_EXERCISE_
Repeat each entry as written, dropping any picture you find.

*** DATA TO PROCESS

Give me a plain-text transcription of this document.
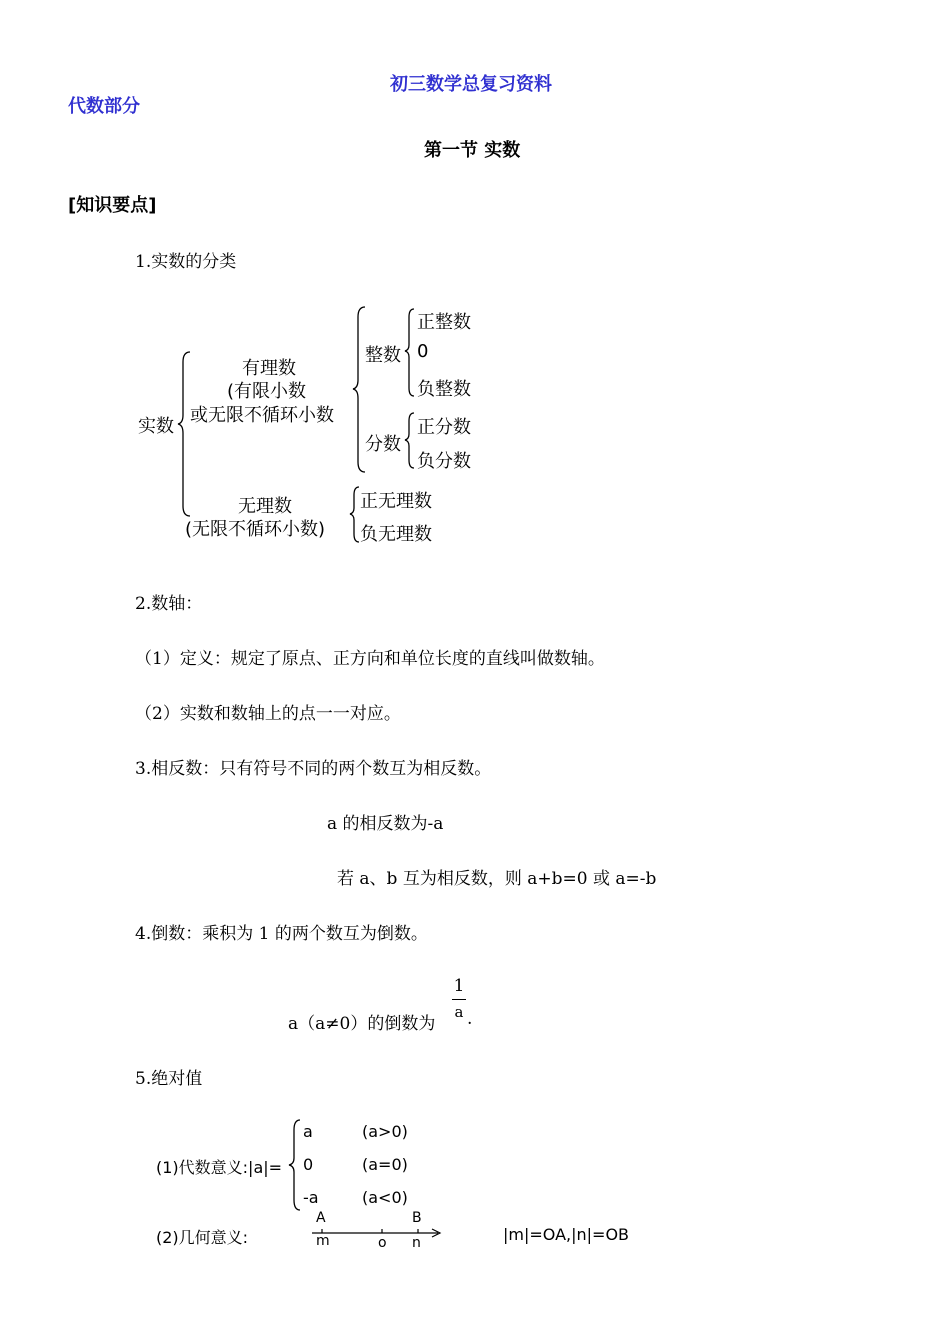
初三数学总复习资料
代数部分
第一节 实数
[知识要点]
1.实数的分类
实数
有理数
(有限小数
或无限不循环小数
整数
正整数
0
负整数
分数
正分数
负分数
无理数
(无限不循环小数)
正无理数
负无理数
2.数轴：
（1）定义：规定了原点、正方向和单位长度的直线叫做数轴。
（2）实数和数轴上的点一一对应。
3.相反数：只有符号不同的两个数互为相反数。
a 的相反数为-a
若 a、b 互为相反数，则 a+b=0 或 a=-b
4.倒数：乘积为 1 的两个数互为倒数。
a（a≠0）的倒数为
1
a .
5.绝对值
(1)代数意义:|a|=
a	(a>0)
0	(a=0)
-a	(a<0)
(2)几何意义:
A
m	o
B
n	|m|=OA,|n|=OB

******

_TASK RESPONSE_
Give me a plain-text transcription of this document.
初三数学总复习资料
代数部分
第一节 实数
[知识要点]
1.实数的分类
实数
有理数
(有限小数
或无限不循环小数
整数
正整数
0
负整数
分数
正分数
负分数
无理数
(无限不循环小数)
正无理数
负无理数
2.数轴：
（1）定义：规定了原点、正方向和单位长度的直线叫做数轴。
（2）实数和数轴上的点一一对应。
3.相反数：只有符号不同的两个数互为相反数。
a 的相反数为-a
若 a、b 互为相反数，则 a+b=0 或 a=-b
4.倒数：乘积为 1 的两个数互为倒数。
a（a≠0）的倒数为
1
a .
5.绝对值
(1)代数意义:|a|=
a	(a>0)
0	(a=0)
-a	(a<0)
(2)几何意义:
A
m	o
B
n	|m|=OA,|n|=OB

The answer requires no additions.